**EXERCISE TASK**
Copy out the complete listing, word for word.

**SUPPLIED RECORDS**
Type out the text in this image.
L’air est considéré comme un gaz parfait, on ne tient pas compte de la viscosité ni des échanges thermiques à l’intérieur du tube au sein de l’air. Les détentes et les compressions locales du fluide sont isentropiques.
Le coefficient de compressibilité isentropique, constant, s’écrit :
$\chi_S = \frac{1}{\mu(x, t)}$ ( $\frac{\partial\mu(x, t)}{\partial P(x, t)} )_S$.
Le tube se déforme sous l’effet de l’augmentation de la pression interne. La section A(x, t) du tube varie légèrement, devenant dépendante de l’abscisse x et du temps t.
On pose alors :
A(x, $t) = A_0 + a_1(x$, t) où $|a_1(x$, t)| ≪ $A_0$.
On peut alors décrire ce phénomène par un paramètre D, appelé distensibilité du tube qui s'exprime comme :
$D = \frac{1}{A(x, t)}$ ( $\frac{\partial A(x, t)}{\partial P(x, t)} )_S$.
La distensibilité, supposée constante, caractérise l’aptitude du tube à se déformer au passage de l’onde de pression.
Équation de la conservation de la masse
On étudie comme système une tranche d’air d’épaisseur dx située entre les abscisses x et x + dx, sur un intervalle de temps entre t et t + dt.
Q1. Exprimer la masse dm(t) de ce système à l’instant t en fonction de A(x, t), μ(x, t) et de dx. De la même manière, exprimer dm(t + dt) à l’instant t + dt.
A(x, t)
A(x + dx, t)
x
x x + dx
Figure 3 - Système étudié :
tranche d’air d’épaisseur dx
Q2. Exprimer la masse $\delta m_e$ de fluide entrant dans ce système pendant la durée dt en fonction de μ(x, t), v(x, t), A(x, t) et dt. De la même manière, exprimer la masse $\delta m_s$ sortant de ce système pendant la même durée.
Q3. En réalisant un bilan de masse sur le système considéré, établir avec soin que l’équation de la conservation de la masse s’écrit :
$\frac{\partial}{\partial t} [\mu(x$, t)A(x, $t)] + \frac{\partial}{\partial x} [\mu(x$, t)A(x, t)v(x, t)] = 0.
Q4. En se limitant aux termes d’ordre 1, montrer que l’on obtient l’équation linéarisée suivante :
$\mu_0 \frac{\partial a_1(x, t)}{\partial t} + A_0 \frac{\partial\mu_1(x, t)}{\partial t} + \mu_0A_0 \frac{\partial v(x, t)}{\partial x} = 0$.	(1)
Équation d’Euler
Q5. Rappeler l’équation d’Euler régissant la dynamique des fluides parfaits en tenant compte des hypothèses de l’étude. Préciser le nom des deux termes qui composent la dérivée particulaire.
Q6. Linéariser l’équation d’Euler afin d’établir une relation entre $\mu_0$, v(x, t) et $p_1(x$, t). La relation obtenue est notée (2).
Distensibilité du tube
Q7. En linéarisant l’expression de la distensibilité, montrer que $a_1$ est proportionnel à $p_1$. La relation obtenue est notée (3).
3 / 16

**FINISHED TASK**
Type out the text in this image.
L’air est considéré comme un gaz parfait, on ne tient pas compte de la viscosité ni des échanges thermiques à l’intérieur du tube au sein de l’air. Les détentes et les compressions locales du fluide sont isentropiques.
Le coefficient de compressibilité isentropique, constant, s’écrit :
$\chi_S = \frac{1}{\mu(x, t)}$ ( $\frac{\partial\mu(x, t)}{\partial P(x, t)} )_S$.
Le tube se déforme sous l’effet de l’augmentation de la pression interne. La section A(x, t) du tube varie légèrement, devenant dépendante de l’abscisse x et du temps t.
On pose alors :
A(x, $t) = A_0 + a_1(x$, t) où $|a_1(x$, t)| ≪ $A_0$.
On peut alors décrire ce phénomène par un paramètre D, appelé distensibilité du tube qui s'exprime comme :
$D = \frac{1}{A(x, t)}$ ( $\frac{\partial A(x, t)}{\partial P(x, t)} )_S$.
La distensibilité, supposée constante, caractérise l’aptitude du tube à se déformer au passage de l’onde de pression.
Équation de la conservation de la masse
On étudie comme système une tranche d’air d’épaisseur dx située entre les abscisses x et x + dx, sur un intervalle de temps entre t et t + dt.
Q1. Exprimer la masse dm(t) de ce système à l’instant t en fonction de A(x, t), μ(x, t) et de dx. De la même manière, exprimer dm(t + dt) à l’instant t + dt.
A(x, t)
A(x + dx, t)
x
x x + dx
Figure 3 - Système étudié :
tranche d’air d’épaisseur dx
Q2. Exprimer la masse $\delta m_e$ de fluide entrant dans ce système pendant la durée dt en fonction de μ(x, t), v(x, t), A(x, t) et dt. De la même manière, exprimer la masse $\delta m_s$ sortant de ce système pendant la même durée.
Q3. En réalisant un bilan de masse sur le système considéré, établir avec soin que l’équation de la conservation de la masse s’écrit :
$\frac{\partial}{\partial t} [\mu(x$, t)A(x, $t)] + \frac{\partial}{\partial x} [\mu(x$, t)A(x, t)v(x, t)] = 0.
Q4. En se limitant aux termes d’ordre 1, montrer que l’on obtient l’équation linéarisée suivante :
$\mu_0 \frac{\partial a_1(x, t)}{\partial t} + A_0 \frac{\partial\mu_1(x, t)}{\partial t} + \mu_0A_0 \frac{\partial v(x, t)}{\partial x} = 0$.	(1)
Équation d’Euler
Q5. Rappeler l’équation d’Euler régissant la dynamique des fluides parfaits en tenant compte des hypothèses de l’étude. Préciser le nom des deux termes qui composent la dérivée particulaire.
Q6. Linéariser l’équation d’Euler afin d’établir une relation entre $\mu_0$, v(x, t) et $p_1(x$, t). La relation obtenue est notée (2).
Distensibilité du tube
Q7. En linéarisant l’expression de la distensibilité, montrer que $a_1$ est proportionnel à $p_1$. La relation obtenue est notée (3).
3 / 16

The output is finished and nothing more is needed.